-- What to produce --
Report how many lines of the following entries include the string "Transmission"; respond with the number alone.

-- Dataset rows --
**********
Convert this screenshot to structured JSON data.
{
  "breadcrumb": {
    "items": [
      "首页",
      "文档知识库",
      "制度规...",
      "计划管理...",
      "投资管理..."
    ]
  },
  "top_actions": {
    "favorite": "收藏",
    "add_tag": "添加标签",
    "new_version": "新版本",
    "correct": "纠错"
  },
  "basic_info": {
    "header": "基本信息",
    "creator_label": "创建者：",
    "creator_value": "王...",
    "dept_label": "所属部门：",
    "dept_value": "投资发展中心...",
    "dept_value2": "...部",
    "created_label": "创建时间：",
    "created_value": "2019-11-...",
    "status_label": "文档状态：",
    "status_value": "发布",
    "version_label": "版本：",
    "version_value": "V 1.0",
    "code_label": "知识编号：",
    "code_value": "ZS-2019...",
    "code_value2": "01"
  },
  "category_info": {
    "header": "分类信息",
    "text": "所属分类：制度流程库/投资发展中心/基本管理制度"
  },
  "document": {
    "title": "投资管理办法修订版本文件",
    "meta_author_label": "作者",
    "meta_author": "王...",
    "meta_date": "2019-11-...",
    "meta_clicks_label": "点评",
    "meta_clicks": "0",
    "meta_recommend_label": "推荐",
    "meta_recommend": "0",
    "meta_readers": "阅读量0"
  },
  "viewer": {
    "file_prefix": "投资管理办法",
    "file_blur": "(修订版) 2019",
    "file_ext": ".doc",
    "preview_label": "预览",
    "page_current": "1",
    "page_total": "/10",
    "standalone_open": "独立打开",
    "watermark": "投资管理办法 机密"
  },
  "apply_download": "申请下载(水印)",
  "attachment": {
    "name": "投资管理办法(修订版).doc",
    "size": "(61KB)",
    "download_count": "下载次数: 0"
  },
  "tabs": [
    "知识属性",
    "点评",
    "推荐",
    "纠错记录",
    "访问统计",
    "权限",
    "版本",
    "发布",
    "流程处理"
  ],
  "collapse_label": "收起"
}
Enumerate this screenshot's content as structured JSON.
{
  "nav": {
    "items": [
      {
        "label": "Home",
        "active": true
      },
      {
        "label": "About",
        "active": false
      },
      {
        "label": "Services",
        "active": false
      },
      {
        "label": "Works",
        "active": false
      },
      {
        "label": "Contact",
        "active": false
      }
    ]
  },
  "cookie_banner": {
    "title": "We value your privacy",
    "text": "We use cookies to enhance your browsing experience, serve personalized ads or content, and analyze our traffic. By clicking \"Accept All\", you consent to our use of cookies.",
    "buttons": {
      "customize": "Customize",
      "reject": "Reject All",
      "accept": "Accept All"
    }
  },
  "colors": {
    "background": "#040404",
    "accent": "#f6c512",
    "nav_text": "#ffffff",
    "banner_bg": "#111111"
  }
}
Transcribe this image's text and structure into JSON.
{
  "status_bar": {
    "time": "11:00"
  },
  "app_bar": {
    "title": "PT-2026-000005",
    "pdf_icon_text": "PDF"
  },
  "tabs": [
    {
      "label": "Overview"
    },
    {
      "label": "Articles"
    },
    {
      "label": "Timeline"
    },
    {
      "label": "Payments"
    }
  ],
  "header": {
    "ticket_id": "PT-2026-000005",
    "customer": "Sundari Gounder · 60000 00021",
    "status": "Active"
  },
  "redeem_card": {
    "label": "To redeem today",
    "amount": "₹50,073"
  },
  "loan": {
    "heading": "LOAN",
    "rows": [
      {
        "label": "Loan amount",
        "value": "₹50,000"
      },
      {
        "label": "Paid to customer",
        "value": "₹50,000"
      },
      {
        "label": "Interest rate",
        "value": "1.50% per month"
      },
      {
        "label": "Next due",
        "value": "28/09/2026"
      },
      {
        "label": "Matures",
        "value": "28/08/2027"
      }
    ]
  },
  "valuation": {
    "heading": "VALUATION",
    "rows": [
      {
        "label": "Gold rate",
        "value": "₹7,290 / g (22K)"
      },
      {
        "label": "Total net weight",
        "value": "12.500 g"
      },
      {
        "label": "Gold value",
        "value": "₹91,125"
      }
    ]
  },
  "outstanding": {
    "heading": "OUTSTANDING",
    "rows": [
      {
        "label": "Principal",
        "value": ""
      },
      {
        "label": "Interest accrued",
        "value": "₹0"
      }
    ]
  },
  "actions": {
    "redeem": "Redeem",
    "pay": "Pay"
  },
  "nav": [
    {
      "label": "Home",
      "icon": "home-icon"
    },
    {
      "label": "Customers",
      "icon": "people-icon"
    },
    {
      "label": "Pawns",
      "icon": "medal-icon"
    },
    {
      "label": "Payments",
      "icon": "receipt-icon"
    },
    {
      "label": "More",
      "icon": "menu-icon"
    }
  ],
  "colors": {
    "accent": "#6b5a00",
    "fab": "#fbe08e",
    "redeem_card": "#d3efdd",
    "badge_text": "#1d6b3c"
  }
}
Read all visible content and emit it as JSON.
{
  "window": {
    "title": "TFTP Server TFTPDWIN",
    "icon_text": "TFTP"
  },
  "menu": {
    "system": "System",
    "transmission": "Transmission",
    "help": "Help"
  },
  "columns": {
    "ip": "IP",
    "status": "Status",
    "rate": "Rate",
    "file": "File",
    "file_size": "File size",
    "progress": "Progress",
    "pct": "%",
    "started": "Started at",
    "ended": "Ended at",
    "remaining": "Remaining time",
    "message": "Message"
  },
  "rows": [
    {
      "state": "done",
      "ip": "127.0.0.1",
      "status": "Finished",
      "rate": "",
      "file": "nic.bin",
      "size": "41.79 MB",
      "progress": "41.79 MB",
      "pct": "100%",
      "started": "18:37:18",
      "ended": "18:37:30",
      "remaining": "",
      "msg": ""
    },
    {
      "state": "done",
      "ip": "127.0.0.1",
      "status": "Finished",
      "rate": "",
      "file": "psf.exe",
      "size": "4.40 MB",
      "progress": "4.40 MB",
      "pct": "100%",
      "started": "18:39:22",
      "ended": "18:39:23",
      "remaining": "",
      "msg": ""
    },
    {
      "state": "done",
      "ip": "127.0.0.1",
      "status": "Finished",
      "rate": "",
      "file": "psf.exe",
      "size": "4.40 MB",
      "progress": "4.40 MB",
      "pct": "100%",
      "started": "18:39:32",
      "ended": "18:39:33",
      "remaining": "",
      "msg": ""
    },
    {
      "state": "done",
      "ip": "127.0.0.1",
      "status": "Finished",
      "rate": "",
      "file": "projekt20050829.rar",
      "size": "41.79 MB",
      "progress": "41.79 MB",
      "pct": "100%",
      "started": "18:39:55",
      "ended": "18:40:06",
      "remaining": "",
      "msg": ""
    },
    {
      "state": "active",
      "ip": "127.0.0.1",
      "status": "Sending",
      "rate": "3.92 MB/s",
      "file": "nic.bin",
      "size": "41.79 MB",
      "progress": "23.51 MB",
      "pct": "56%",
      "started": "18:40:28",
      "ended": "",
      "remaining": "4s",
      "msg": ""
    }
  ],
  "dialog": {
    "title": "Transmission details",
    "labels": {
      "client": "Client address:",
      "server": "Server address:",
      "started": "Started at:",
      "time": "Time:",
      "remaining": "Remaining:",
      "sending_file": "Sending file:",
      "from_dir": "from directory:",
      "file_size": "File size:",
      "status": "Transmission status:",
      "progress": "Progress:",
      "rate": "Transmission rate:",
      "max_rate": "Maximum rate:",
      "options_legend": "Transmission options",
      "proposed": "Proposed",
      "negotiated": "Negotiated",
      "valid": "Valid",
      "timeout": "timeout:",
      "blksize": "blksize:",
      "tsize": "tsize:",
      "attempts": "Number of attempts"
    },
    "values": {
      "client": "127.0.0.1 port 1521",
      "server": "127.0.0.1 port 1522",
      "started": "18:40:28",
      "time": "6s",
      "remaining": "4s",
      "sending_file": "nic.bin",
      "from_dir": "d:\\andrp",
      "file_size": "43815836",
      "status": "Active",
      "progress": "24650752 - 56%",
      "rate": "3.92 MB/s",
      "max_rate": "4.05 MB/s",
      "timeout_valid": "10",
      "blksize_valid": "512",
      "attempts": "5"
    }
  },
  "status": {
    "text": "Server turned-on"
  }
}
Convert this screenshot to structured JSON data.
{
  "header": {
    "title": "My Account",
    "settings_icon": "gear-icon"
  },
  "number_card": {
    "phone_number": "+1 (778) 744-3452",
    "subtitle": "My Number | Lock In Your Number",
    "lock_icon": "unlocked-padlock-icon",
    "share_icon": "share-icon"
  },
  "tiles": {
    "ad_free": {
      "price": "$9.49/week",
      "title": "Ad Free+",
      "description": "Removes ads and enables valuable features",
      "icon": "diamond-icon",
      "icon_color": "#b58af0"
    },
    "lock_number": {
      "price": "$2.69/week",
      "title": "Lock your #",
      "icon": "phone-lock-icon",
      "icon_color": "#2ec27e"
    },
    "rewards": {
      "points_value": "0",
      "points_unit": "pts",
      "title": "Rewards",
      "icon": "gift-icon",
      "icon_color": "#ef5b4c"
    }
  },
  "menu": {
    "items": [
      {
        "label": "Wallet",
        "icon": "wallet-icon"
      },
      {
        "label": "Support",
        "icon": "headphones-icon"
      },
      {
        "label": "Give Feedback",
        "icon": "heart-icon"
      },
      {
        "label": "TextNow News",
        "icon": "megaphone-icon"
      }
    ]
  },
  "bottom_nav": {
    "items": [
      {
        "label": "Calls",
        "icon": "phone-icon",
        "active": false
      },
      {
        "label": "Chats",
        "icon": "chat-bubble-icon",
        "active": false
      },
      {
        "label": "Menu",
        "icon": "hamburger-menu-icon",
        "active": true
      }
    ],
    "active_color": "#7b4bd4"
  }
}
**********
-- The reply --
5